━━━ Exercise materials
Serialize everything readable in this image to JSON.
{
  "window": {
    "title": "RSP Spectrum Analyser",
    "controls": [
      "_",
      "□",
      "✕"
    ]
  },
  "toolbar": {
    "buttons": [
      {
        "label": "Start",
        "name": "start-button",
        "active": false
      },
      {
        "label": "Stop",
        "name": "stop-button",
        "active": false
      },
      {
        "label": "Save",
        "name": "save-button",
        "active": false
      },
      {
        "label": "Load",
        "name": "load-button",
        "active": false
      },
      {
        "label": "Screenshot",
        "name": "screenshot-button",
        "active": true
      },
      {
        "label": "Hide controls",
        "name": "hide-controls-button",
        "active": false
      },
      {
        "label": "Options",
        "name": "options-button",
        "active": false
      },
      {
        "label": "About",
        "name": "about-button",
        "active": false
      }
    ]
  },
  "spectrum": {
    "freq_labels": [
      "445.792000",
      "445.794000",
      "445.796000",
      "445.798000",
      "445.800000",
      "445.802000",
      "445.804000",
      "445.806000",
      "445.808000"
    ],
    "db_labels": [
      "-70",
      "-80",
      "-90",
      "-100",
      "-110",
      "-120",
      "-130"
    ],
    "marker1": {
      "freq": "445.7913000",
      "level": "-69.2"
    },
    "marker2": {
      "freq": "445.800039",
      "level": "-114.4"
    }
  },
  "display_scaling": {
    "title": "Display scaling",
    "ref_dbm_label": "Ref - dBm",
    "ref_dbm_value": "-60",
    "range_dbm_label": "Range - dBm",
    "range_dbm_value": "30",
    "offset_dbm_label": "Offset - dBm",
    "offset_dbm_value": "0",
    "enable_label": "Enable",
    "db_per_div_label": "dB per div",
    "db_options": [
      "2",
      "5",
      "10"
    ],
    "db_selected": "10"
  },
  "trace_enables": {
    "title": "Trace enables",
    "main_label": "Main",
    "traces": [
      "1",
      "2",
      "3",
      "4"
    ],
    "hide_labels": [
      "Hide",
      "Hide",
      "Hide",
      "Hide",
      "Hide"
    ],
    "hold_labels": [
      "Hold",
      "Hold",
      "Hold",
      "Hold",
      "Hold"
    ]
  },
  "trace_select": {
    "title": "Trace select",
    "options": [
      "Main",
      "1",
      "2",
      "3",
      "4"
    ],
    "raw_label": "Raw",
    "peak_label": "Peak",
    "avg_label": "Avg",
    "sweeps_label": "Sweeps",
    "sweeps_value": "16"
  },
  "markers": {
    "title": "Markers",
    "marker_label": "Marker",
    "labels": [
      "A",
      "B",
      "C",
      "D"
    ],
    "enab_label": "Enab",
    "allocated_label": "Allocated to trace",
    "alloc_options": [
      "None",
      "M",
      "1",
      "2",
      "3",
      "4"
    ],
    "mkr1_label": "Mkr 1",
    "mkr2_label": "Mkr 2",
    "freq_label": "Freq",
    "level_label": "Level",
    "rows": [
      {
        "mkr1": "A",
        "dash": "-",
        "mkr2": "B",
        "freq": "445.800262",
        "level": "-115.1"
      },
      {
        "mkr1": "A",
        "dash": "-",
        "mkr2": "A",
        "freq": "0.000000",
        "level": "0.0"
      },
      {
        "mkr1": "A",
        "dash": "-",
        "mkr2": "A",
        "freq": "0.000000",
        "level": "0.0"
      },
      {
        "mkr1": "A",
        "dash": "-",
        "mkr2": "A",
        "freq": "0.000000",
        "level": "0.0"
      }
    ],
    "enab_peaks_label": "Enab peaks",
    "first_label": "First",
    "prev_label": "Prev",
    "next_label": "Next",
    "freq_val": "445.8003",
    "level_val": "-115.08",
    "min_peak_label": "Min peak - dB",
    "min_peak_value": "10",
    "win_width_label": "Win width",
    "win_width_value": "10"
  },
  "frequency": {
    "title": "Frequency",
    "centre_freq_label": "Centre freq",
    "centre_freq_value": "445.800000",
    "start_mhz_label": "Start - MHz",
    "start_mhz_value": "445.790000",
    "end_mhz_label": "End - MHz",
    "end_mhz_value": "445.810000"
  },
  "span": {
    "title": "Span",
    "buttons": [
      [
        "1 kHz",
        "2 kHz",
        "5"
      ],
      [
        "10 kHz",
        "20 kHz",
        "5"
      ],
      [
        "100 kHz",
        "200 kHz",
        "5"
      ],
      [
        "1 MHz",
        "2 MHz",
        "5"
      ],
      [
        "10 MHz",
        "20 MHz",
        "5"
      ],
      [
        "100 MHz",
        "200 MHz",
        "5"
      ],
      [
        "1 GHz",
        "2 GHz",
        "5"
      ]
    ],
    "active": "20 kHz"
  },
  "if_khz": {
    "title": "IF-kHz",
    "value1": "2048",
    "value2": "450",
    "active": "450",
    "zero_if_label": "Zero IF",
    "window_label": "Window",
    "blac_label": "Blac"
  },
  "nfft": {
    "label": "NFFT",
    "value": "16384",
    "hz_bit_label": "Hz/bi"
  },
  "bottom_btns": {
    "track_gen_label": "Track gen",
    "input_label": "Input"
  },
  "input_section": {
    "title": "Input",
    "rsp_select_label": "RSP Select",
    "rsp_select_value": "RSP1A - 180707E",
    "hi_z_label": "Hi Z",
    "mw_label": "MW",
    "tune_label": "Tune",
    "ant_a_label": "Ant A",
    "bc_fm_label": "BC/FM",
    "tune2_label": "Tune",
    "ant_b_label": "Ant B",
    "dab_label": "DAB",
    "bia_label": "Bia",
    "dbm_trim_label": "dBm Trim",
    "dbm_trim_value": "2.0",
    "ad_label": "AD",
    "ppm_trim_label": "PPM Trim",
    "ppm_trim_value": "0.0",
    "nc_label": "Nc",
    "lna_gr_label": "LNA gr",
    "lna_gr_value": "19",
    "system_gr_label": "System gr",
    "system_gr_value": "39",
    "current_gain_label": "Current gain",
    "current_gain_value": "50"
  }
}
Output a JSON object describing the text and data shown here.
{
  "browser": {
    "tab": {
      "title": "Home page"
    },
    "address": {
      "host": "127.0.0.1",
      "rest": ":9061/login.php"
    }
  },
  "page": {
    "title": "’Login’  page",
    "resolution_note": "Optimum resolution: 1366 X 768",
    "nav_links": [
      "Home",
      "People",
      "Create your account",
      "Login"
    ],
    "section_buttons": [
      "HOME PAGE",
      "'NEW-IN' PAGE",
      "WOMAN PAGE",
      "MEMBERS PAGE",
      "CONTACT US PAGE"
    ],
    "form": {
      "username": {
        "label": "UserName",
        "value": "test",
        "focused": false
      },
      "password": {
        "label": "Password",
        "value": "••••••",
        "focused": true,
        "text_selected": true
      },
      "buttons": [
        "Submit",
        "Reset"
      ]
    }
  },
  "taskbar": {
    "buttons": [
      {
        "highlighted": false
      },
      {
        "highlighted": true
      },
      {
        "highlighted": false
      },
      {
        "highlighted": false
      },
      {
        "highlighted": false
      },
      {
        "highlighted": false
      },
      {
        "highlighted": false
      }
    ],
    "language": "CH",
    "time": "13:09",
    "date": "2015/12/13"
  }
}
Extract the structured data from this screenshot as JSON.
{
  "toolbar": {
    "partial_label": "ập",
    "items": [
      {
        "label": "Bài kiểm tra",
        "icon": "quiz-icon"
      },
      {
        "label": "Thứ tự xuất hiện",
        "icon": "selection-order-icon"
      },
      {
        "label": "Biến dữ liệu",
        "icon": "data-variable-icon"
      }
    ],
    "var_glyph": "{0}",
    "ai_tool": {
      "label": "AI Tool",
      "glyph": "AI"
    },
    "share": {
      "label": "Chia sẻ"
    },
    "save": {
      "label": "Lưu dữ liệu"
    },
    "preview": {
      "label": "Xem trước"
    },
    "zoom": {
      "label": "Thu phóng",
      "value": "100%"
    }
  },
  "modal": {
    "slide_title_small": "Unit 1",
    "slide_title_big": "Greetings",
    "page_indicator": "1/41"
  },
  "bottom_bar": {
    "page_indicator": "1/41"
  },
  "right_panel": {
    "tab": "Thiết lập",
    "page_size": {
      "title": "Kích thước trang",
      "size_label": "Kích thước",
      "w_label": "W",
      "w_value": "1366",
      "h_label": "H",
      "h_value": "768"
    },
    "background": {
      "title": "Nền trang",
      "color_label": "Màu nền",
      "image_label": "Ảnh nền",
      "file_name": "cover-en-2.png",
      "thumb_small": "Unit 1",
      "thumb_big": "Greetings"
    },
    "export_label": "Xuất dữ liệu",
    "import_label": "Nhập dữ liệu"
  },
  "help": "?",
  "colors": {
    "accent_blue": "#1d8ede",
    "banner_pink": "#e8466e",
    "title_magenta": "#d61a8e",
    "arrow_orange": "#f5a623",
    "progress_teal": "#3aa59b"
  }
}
━━━━━━
Objective -> Output the lines from the line containing "Extract the structured" to the end, both included; add nothing.

Result below ->
Extract the structured data from this screenshot as JSON.
{
  "toolbar": {
    "partial_label": "ập",
    "items": [
      {
        "label": "Bài kiểm tra",
        "icon": "quiz-icon"
      },
      {
        "label": "Thứ tự xuất hiện",
        "icon": "selection-order-icon"
      },
      {
        "label": "Biến dữ liệu",
        "icon": "data-variable-icon"
      }
    ],
    "var_glyph": "{0}",
    "ai_tool": {
      "label": "AI Tool",
      "glyph": "AI"
    },
    "share": {
      "label": "Chia sẻ"
    },
    "save": {
      "label": "Lưu dữ liệu"
    },
    "preview": {
      "label": "Xem trước"
    },
    "zoom": {
      "label": "Thu phóng",
      "value": "100%"
    }
  },
  "modal": {
    "slide_title_small": "Unit 1",
    "slide_title_big": "Greetings",
    "page_indicator": "1/41"
  },
  "bottom_bar": {
    "page_indicator": "1/41"
  },
  "right_panel": {
    "tab": "Thiết lập",
    "page_size": {
      "title": "Kích thước trang",
      "size_label": "Kích thước",
      "w_label": "W",
      "w_value": "1366",
      "h_label": "H",
      "h_value": "768"
    },
    "background": {
      "title": "Nền trang",
      "color_label": "Màu nền",
      "image_label": "Ảnh nền",
      "file_name": "cover-en-2.png",
      "thumb_small": "Unit 1",
      "thumb_big": "Greetings"
    },
    "export_label": "Xuất dữ liệu",
    "import_label": "Nhập dữ liệu"
  },
  "help": "?",
  "colors": {
    "accent_blue": "#1d8ede",
    "banner_pink": "#e8466e",
    "title_magenta": "#d61a8e",
    "arrow_orange": "#f5a623",
    "progress_teal": "#3aa59b"
  }
}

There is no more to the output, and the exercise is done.